PROVIDED DATA:
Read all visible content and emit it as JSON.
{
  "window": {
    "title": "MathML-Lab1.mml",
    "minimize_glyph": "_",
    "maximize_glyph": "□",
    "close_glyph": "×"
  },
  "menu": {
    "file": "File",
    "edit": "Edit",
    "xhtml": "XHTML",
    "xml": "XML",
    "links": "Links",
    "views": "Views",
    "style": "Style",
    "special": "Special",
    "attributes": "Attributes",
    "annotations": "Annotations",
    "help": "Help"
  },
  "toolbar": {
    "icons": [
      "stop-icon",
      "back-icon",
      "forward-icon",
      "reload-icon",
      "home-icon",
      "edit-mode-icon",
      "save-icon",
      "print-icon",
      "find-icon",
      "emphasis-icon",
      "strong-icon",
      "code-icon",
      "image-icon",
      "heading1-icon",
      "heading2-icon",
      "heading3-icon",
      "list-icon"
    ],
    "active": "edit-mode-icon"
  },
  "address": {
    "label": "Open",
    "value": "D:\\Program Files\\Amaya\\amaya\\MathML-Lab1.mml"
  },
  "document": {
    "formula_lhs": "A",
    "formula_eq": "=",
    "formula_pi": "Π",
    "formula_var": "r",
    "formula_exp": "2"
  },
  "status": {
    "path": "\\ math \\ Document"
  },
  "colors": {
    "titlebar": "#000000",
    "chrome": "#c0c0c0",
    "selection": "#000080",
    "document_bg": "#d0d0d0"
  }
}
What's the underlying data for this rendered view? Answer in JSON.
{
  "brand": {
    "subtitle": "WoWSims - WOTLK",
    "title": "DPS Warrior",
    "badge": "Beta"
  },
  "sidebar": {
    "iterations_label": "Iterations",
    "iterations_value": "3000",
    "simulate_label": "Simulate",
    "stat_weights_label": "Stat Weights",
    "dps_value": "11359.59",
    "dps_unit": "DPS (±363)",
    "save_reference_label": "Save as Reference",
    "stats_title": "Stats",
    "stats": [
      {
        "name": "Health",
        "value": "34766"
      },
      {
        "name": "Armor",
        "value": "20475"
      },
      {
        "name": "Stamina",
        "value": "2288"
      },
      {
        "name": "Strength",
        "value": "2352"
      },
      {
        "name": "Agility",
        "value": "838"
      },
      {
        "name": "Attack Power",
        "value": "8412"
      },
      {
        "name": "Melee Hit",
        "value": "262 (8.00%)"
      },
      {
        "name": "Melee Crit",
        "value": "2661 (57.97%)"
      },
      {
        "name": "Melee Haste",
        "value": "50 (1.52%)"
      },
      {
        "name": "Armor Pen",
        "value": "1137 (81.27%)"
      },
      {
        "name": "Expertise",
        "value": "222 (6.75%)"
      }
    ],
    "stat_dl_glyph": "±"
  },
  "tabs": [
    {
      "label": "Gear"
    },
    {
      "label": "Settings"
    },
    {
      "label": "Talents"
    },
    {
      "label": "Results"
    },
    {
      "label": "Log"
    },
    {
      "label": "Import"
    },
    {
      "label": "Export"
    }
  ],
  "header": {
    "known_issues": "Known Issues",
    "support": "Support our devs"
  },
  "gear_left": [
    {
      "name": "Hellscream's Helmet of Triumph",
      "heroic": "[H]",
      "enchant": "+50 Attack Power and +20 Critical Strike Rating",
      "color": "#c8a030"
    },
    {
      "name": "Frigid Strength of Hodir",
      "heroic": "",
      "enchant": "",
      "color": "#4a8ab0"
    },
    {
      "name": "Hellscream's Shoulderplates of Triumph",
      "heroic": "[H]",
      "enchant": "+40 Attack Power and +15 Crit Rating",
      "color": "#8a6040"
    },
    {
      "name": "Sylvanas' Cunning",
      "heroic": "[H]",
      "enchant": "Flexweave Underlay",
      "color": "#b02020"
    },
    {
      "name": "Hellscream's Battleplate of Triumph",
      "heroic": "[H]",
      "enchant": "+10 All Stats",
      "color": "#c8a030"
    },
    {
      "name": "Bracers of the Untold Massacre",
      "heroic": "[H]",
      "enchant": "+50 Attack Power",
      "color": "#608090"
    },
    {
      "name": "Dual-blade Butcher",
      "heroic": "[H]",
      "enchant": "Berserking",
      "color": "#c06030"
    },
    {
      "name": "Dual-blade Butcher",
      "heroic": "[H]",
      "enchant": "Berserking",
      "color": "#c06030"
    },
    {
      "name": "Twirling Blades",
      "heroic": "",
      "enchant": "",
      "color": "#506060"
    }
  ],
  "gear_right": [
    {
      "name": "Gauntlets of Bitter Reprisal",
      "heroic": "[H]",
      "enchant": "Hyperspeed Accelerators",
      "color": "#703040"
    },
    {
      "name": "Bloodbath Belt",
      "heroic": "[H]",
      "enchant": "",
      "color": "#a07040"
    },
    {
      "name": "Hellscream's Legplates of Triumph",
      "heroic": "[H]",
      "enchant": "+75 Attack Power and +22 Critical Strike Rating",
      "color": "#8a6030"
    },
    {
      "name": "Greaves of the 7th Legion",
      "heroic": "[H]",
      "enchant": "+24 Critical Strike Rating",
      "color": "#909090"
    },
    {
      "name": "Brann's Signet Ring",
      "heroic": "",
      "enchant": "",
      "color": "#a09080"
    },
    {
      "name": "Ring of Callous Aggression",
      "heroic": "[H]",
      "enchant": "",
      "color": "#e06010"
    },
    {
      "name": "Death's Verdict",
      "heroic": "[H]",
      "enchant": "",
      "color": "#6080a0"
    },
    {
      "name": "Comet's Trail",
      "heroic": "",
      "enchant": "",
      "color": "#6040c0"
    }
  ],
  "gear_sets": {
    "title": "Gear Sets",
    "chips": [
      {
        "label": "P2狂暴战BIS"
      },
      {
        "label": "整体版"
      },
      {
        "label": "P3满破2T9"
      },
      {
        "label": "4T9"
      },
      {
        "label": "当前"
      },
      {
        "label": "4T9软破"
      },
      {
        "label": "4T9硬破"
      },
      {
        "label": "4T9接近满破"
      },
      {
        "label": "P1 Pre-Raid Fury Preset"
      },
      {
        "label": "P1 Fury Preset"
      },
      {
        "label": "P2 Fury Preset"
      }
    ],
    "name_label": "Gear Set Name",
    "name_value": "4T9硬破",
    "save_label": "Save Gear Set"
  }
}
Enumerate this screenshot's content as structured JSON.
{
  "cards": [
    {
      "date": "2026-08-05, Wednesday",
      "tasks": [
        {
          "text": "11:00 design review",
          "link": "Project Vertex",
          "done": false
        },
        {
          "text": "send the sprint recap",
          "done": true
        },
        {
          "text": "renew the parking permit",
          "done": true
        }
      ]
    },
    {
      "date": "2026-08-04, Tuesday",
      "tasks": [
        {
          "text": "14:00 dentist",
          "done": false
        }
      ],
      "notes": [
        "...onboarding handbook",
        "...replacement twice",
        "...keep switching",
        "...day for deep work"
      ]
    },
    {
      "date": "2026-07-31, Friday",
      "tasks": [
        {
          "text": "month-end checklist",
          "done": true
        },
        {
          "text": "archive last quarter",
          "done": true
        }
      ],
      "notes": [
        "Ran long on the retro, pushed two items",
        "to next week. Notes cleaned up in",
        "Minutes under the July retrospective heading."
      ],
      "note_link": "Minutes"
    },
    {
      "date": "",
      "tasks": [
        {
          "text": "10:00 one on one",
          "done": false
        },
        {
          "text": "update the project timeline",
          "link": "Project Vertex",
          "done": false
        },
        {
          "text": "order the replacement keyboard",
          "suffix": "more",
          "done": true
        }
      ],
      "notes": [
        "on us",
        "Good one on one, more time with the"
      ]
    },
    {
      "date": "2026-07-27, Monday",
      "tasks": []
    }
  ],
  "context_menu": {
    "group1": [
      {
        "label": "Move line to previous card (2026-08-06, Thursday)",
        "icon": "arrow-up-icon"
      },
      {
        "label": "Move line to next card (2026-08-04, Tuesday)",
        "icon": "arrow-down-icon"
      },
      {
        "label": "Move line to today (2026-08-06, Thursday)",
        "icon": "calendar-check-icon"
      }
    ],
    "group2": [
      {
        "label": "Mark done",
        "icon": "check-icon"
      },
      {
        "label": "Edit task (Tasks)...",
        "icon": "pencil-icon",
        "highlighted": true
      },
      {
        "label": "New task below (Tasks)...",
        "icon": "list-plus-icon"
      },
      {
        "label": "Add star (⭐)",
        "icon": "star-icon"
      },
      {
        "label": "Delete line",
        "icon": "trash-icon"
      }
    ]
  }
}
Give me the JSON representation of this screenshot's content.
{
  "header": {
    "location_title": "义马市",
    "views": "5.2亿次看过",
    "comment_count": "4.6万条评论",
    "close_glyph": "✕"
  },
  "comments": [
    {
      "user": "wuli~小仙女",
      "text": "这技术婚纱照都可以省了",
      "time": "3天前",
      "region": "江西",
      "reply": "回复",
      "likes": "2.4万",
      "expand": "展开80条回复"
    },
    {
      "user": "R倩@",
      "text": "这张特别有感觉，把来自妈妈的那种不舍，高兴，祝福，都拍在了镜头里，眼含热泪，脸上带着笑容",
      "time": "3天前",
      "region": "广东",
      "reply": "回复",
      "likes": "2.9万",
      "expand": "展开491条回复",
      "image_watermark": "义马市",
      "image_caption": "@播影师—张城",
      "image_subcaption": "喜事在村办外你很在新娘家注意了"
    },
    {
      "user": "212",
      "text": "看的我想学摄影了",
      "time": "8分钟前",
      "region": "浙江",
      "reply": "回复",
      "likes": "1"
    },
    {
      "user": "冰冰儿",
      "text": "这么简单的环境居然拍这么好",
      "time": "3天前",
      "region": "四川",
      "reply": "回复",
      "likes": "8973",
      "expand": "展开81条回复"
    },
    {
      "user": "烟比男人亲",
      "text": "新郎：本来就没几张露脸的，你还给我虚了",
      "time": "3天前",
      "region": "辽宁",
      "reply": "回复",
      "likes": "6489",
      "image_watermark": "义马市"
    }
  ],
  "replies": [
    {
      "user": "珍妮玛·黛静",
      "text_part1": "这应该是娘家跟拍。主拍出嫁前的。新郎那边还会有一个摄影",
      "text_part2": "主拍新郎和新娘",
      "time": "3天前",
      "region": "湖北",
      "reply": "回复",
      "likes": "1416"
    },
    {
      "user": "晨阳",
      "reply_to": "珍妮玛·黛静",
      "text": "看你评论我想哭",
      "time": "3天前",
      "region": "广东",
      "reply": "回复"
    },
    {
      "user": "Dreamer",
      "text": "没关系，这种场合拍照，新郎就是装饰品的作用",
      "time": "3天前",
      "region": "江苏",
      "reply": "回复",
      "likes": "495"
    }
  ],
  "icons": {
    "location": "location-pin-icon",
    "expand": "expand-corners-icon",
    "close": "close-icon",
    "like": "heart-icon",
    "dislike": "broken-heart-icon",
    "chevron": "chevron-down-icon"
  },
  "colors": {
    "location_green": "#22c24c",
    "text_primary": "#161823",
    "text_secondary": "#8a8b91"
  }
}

WHAT YOU NEED TO DO:
Extract, exactly as they appear, the lines from the one containing "Give me the" through the final line.

RESPONSE FOR THIS EXERCISE:
Give me the JSON representation of this screenshot's content.
{
  "header": {
    "location_title": "义马市",
    "views": "5.2亿次看过",
    "comment_count": "4.6万条评论",
    "close_glyph": "✕"
  },
  "comments": [
    {
      "user": "wuli~小仙女",
      "text": "这技术婚纱照都可以省了",
      "time": "3天前",
      "region": "江西",
      "reply": "回复",
      "likes": "2.4万",
      "expand": "展开80条回复"
    },
    {
      "user": "R倩@",
      "text": "这张特别有感觉，把来自妈妈的那种不舍，高兴，祝福，都拍在了镜头里，眼含热泪，脸上带着笑容",
      "time": "3天前",
      "region": "广东",
      "reply": "回复",
      "likes": "2.9万",
      "expand": "展开491条回复",
      "image_watermark": "义马市",
      "image_caption": "@播影师—张城",
      "image_subcaption": "喜事在村办外你很在新娘家注意了"
    },
    {
      "user": "212",
      "text": "看的我想学摄影了",
      "time": "8分钟前",
      "region": "浙江",
      "reply": "回复",
      "likes": "1"
    },
    {
      "user": "冰冰儿",
      "text": "这么简单的环境居然拍这么好",
      "time": "3天前",
      "region": "四川",
      "reply": "回复",
      "likes": "8973",
      "expand": "展开81条回复"
    },
    {
      "user": "烟比男人亲",
      "text": "新郎：本来就没几张露脸的，你还给我虚了",
      "time": "3天前",
      "region": "辽宁",
      "reply": "回复",
      "likes": "6489",
      "image_watermark": "义马市"
    }
  ],
  "replies": [
    {
      "user": "珍妮玛·黛静",
      "text_part1": "这应该是娘家跟拍。主拍出嫁前的。新郎那边还会有一个摄影",
      "text_part2": "主拍新郎和新娘",
      "time": "3天前",
      "region": "湖北",
      "reply": "回复",
      "likes": "1416"
    },
    {
      "user": "晨阳",
      "reply_to": "珍妮玛·黛静",
      "text": "看你评论我想哭",
      "time": "3天前",
      "region": "广东",
      "reply": "回复"
    },
    {
      "user": "Dreamer",
      "text": "没关系，这种场合拍照，新郎就是装饰品的作用",
      "time": "3天前",
      "region": "江苏",
      "reply": "回复",
      "likes": "495"
    }
  ],
  "icons": {
    "location": "location-pin-icon",
    "expand": "expand-corners-icon",
    "close": "close-icon",
    "like": "heart-icon",
    "dislike": "broken-heart-icon",
    "chevron": "chevron-down-icon"
  },
  "colors": {
    "location_green": "#22c24c",
    "text_primary": "#161823",
    "text_secondary": "#8a8b91"
  }
}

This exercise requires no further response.